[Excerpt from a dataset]
_ _ _ _

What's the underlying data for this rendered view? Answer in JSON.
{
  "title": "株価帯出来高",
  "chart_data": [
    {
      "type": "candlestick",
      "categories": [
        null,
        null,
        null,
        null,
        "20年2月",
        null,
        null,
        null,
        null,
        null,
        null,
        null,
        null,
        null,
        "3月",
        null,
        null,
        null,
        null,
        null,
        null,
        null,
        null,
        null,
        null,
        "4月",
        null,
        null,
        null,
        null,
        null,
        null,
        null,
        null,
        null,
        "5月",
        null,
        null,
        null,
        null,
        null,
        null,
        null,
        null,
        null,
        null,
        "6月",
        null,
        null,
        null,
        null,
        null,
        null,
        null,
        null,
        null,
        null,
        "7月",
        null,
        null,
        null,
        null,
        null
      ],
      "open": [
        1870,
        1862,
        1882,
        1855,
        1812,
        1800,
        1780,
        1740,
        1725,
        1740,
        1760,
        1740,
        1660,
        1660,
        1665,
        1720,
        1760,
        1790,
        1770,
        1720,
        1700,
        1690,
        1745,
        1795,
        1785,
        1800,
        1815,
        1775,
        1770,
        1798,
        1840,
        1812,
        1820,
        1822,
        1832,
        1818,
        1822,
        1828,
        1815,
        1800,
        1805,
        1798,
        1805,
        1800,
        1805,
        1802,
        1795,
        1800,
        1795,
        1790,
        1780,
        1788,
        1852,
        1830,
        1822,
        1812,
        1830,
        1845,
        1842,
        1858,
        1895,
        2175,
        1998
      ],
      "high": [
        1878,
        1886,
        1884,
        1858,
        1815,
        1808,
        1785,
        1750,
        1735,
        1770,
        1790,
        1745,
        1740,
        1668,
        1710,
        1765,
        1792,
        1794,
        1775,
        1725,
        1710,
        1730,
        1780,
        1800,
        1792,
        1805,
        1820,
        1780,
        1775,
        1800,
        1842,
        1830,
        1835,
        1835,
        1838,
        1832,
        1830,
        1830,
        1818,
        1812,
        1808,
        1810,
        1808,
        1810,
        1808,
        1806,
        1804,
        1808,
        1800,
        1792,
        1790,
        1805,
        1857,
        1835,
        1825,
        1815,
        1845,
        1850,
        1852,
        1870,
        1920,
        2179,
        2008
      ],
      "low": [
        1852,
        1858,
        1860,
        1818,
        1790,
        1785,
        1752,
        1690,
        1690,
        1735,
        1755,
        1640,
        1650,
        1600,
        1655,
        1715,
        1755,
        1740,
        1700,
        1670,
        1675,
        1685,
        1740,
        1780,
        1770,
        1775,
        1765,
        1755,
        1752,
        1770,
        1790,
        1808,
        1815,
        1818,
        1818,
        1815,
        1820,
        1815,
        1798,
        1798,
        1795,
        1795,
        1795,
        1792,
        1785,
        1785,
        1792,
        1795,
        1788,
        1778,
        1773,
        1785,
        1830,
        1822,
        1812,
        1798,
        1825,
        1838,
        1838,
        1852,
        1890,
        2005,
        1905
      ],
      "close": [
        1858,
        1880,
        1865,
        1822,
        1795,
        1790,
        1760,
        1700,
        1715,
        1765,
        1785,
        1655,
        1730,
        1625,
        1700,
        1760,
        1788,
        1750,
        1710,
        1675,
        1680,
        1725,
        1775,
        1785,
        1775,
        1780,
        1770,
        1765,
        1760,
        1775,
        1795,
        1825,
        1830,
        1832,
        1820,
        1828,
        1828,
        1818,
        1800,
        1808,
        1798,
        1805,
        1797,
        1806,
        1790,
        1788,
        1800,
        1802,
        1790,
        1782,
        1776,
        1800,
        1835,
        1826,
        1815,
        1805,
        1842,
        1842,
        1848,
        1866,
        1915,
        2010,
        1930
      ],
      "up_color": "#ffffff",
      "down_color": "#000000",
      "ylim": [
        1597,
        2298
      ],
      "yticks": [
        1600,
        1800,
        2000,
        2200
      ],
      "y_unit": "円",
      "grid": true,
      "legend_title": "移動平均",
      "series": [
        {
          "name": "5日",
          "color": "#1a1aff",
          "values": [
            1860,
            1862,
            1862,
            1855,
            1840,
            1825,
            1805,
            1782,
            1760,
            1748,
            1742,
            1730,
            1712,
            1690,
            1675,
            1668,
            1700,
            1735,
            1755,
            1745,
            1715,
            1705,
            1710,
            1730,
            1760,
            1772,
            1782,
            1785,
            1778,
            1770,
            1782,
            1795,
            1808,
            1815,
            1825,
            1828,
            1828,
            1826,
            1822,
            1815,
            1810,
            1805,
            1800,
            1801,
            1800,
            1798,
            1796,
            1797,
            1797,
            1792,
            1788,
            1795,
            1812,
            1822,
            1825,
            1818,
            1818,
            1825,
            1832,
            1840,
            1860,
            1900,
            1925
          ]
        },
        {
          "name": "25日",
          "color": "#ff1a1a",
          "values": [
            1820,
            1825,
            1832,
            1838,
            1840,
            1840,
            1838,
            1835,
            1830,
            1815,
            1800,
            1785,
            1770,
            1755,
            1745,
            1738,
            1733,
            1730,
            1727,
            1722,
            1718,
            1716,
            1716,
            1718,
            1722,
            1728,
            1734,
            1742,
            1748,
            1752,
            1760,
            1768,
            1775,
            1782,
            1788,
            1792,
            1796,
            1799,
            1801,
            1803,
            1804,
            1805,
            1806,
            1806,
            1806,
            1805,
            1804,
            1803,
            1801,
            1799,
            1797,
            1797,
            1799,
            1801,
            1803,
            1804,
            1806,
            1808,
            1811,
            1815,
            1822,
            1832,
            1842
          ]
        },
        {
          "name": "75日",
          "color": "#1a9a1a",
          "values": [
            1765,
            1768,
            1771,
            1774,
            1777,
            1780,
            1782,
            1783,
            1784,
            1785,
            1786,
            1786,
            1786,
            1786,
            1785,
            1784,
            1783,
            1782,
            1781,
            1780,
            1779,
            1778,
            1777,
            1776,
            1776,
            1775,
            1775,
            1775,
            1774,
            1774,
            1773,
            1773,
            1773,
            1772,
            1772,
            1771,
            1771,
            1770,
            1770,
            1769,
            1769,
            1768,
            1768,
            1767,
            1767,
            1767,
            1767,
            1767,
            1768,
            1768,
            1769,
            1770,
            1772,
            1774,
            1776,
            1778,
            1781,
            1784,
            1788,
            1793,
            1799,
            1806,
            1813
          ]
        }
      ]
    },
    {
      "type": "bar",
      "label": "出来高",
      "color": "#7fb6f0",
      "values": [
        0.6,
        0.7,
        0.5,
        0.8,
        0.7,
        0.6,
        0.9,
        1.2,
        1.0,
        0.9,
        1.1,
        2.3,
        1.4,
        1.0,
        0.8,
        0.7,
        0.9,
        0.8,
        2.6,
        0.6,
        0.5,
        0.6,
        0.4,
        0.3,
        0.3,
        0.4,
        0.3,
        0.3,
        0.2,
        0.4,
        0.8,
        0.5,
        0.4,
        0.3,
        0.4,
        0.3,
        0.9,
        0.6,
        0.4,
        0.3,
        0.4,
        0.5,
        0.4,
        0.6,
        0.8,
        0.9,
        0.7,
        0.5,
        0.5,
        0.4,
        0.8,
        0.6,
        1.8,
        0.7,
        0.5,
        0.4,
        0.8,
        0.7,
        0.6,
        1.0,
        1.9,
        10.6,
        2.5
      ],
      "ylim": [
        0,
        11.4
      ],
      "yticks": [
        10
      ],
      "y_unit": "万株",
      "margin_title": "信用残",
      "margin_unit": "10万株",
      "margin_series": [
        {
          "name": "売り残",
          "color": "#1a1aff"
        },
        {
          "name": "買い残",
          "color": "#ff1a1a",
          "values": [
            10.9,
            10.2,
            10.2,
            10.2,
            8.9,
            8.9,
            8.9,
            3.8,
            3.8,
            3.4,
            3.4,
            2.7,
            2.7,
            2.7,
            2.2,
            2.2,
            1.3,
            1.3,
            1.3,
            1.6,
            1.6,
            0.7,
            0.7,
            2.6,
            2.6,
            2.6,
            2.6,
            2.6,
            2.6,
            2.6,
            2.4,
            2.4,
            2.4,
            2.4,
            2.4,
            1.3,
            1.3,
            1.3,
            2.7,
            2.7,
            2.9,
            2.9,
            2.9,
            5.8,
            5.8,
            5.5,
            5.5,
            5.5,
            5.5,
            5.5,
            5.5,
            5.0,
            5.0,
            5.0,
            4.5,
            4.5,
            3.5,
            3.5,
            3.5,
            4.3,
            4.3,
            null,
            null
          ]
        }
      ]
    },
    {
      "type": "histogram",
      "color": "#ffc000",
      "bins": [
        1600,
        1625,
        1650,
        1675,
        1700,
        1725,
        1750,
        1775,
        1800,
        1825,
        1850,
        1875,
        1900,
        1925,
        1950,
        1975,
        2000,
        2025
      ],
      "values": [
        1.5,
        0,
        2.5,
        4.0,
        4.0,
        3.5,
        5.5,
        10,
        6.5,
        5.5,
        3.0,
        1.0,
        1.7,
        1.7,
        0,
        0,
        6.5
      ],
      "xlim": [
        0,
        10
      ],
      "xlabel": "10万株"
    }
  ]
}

_ _ _ _

Goal: In the entries above, identify every line with the word "type". Copy those lines.

Solution to this exercise:
      "type": "candlestick",
      "type": "bar",
      "type": "histogram",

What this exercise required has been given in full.